→ Work to do:
From the data that follows, report how many lines hold the string "your", giving only the number.

→ Dataset excerpts:
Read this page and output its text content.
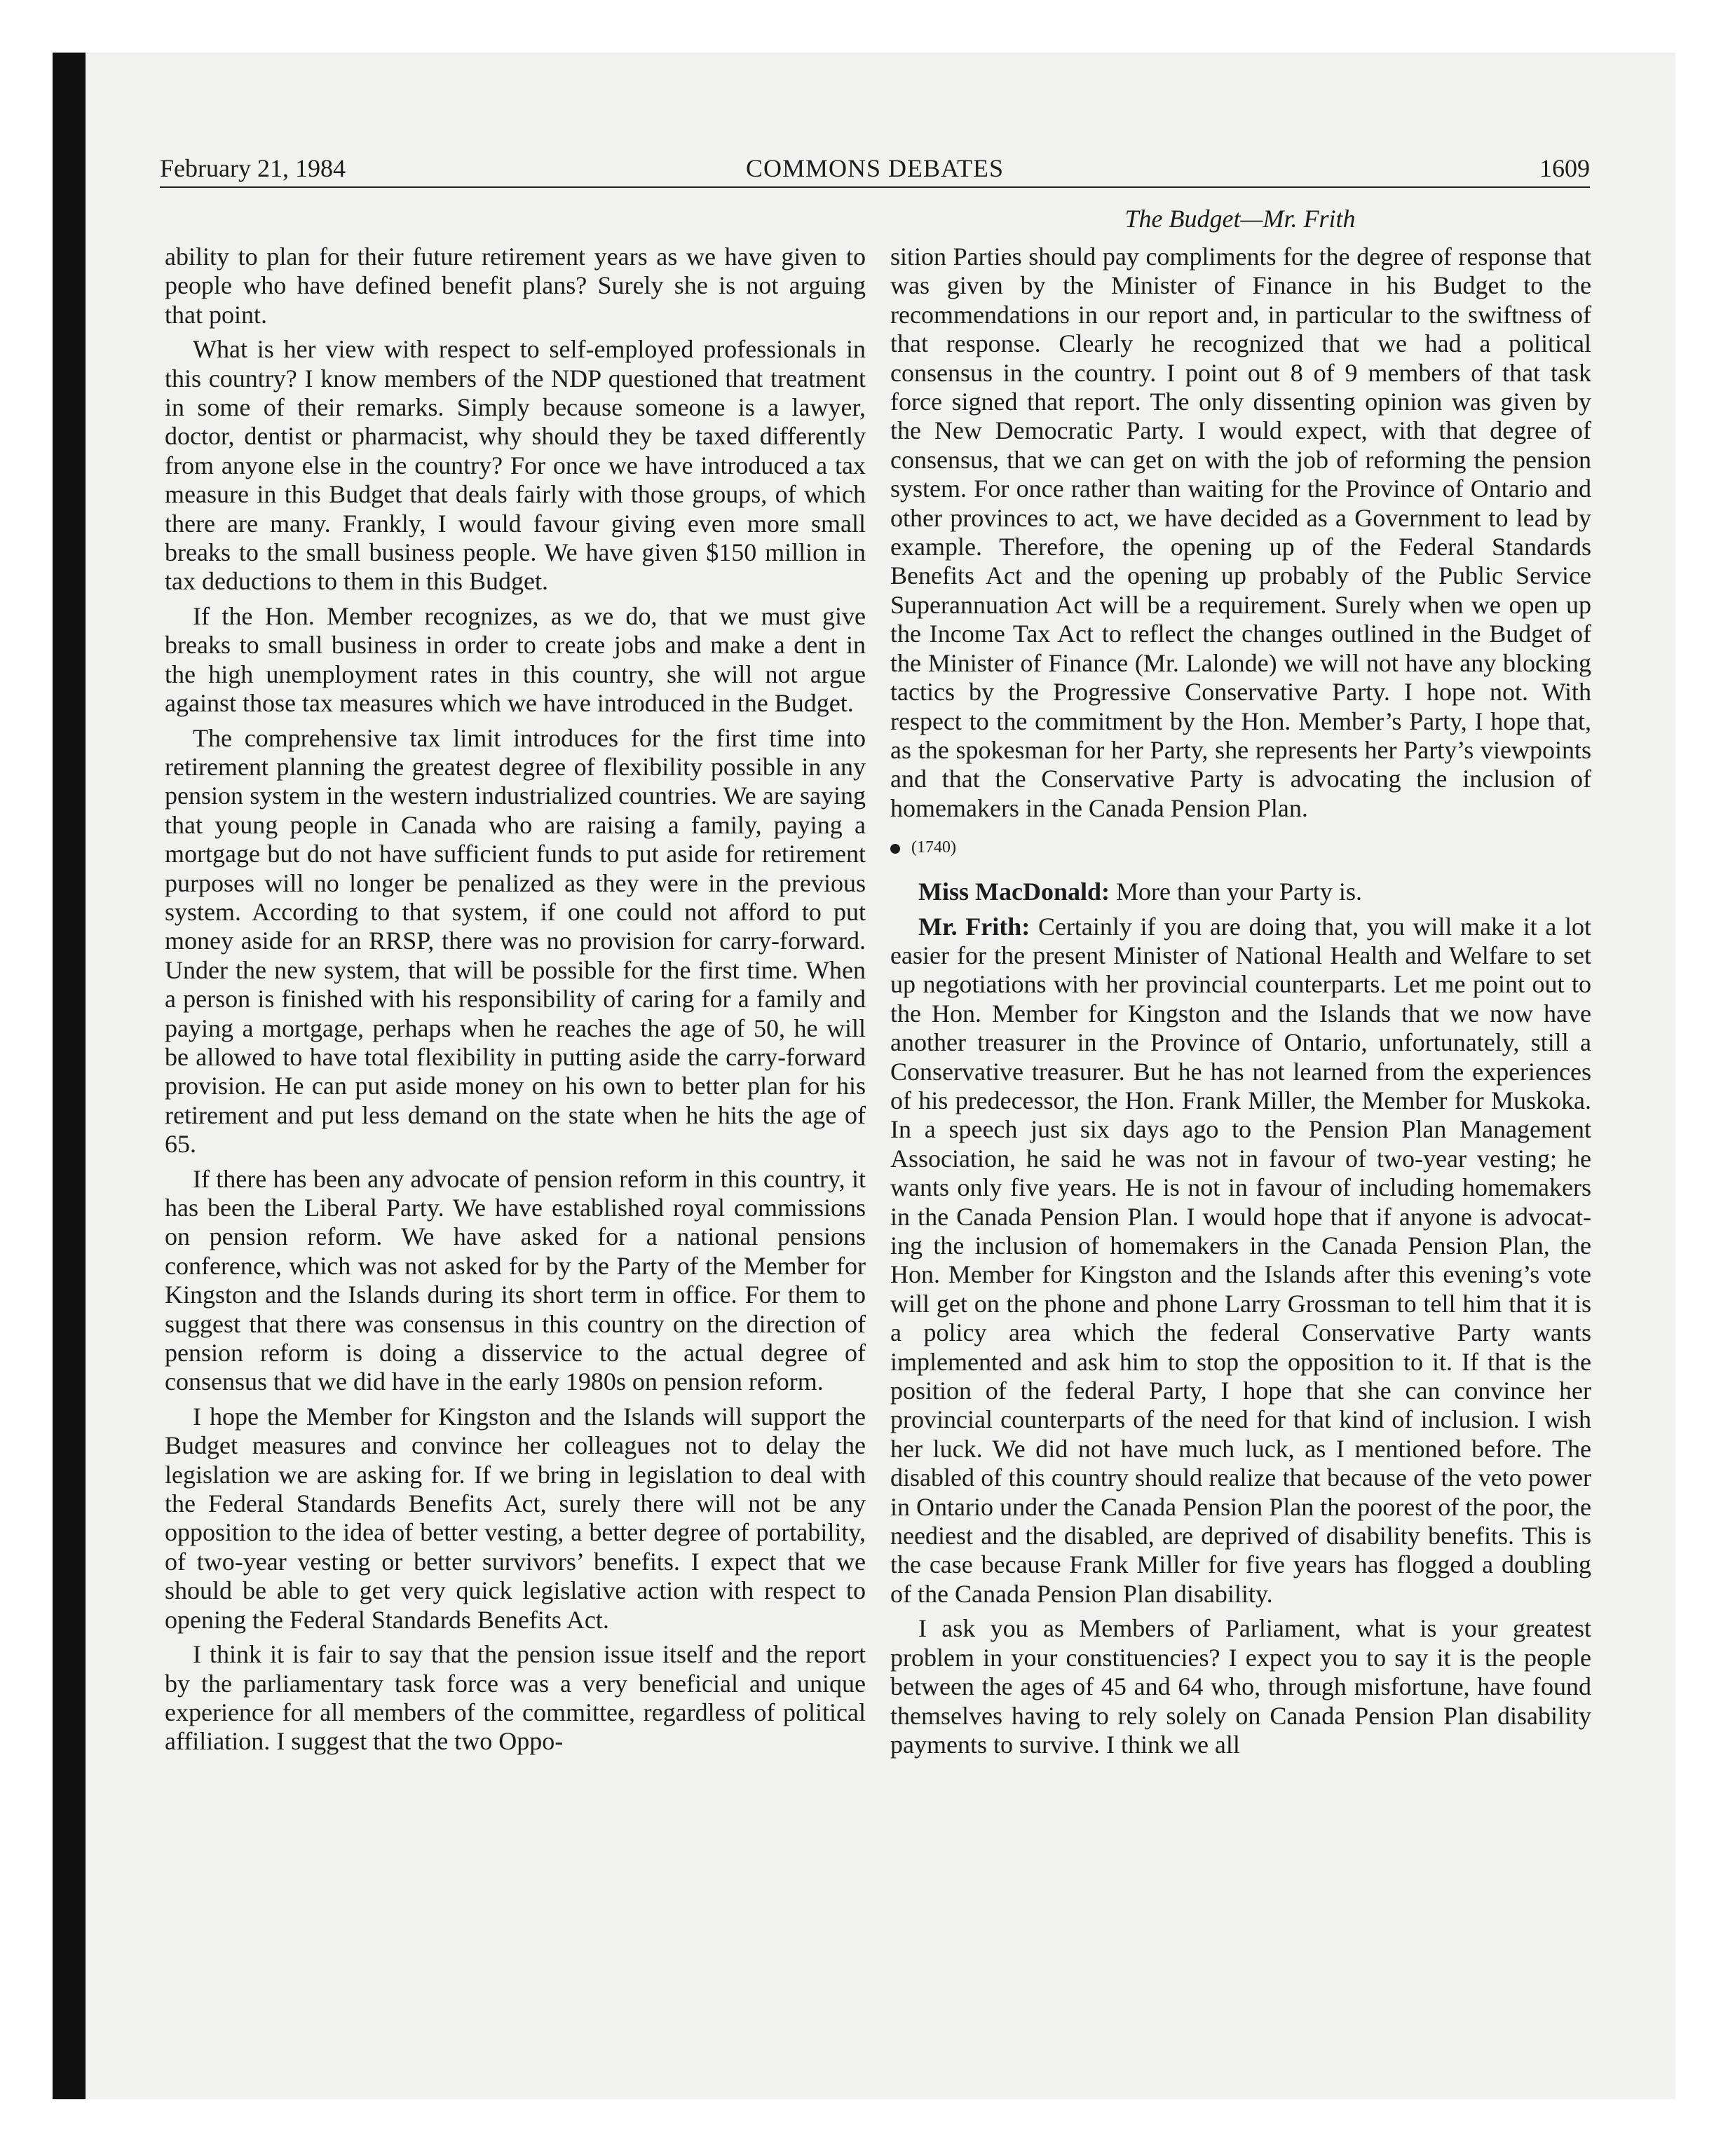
February 21, 1984	COMMONS DEBATES	1609
The Budget—Mr. Frith

ability to plan for their future retirement years as we have given to people who have defined benefit plans? Surely she is not arguing that point.

What is her view with respect to self-employed professionals in this country? I know members of the NDP questioned that treatment in some of their remarks. Simply because someone is a lawyer, doctor, dentist or pharmacist, why should they be taxed differently from anyone else in the country? For once we have introduced a tax measure in this Budget that deals fairly with those groups, of which there are many. Frankly, I would favour giving even more small breaks to the small business people. We have given $150 million in tax deductions to them in this Budget.

If the Hon. Member recognizes, as we do, that we must give breaks to small business in order to create jobs and make a dent in the high unemployment rates in this country, she will not argue against those tax measures which we have introduced in the Budget.

The comprehensive tax limit introduces for the first time into retirement planning the greatest degree of flexibility possible in any pension system in the western industrialized countries. We are saying that young people in Canada who are raising a family, paying a mortgage but do not have sufficient funds to put aside for retirement purposes will no longer be penalized as they were in the previous system. According to that system, if one could not afford to put money aside for an RRSP, there was no provision for carry-forward. Under the new system, that will be possible for the first time. When a person is finished with his responsibility of caring for a family and paying a mortgage, perhaps when he reaches the age of 50, he will be allowed to have total flexibility in putting aside the carry-forward provision. He can put aside money on his own to better plan for his retirement and put less demand on the state when he hits the age of 65.

If there has been any advocate of pension reform in this country, it has been the Liberal Party. We have established royal commissions on pension reform. We have asked for a national pensions conference, which was not asked for by the Party of the Member for Kingston and the Islands during its short term in office. For them to suggest that there was consensus in this country on the direction of pension reform is doing a disservice to the actual degree of consensus that we did have in the early 1980s on pension reform.

I hope the Member for Kingston and the Islands will support the Budget measures and convince her colleagues not to delay the legislation we are asking for. If we bring in legislation to deal with the Federal Standards Benefits Act, surely there will not be any opposition to the idea of better vesting, a better degree of portability, of two-year vesting or better survivors’ benefits. I expect that we should be able to get very quick legislative action with respect to opening the Federal Standards Benefits Act.

I think it is fair to say that the pension issue itself and the report by the parliamentary task force was a very beneficial and unique experience for all members of the committee, regardless of political affiliation. I suggest that the two Oppo-

sition Parties should pay compliments for the degree of response that was given by the Minister of Finance in his Budget to the recommendations in our report and, in particular to the swiftness of that response. Clearly he recognized that we had a political consensus in the country. I point out 8 of 9 members of that task force signed that report. The only dissenting opinion was given by the New Democratic Party. I would expect, with that degree of consensus, that we can get on with the job of reforming the pension system. For once rather than waiting for the Province of Ontario and other provinces to act, we have decided as a Government to lead by example. Therefore, the opening up of the Federal Standards Benefits Act and the opening up probably of the Public Service Superannuation Act will be a requirement. Surely when we open up the Income Tax Act to reflect the changes outlined in the Budget of the Minister of Finance (Mr. Lalonde) we will not have any blocking tactics by the Progressive Conservative Party. I hope not. With respect to the commitment by the Hon. Member’s Party, I hope that, as the spokesman for her Party, she represents her Party’s viewpoints and that the Conservative Party is advocating the inclusion of homemakers in the Canada Pension Plan.

(1740)

Miss MacDonald: More than your Party is.

Mr. Frith: Certainly if you are doing that, you will make it a lot easier for the present Minister of National Health and Welfare to set up negotiations with her provincial counterparts. Let me point out to the Hon. Member for Kingston and the Islands that we now have another treasurer in the Province of Ontario, unfortunately, still a Conservative treasurer. But he has not learned from the experiences of his predecessor, the Hon. Frank Miller, the Member for Muskoka. In a speech just six days ago to the Pension Plan Management Association, he said he was not in favour of two-year vesting; he wants only five years. He is not in favour of including homemakers in the Canada Pension Plan. I would hope that if anyone is advocating the inclusion of homemakers in the Canada Pension Plan, the Hon. Member for Kingston and the Islands after this evening’s vote will get on the phone and phone Larry Grossman to tell him that it is a policy area which the federal Conservative Party wants implemented and ask him to stop the opposition to it. If that is the position of the federal Party, I hope that she can convince her provincial counterparts of the need for that kind of inclusion. I wish her luck. We did not have much luck, as I mentioned before. The disabled of this country should realize that because of the veto power in Ontario under the Canada Pension Plan the poorest of the poor, the neediest and the disabled, are deprived of disability benefits. This is the case because Frank Miller for five years has flogged a doubling of the Canada Pension Plan disability.

I ask you as Members of Parliament, what is your greatest problem in your constituencies? I expect you to say it is the people between the ages of 45 and 64 who, through misfortune, have found themselves having to rely solely on Canada Pension Plan disability payments to survive. I think we all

→ Result of the exercise:
2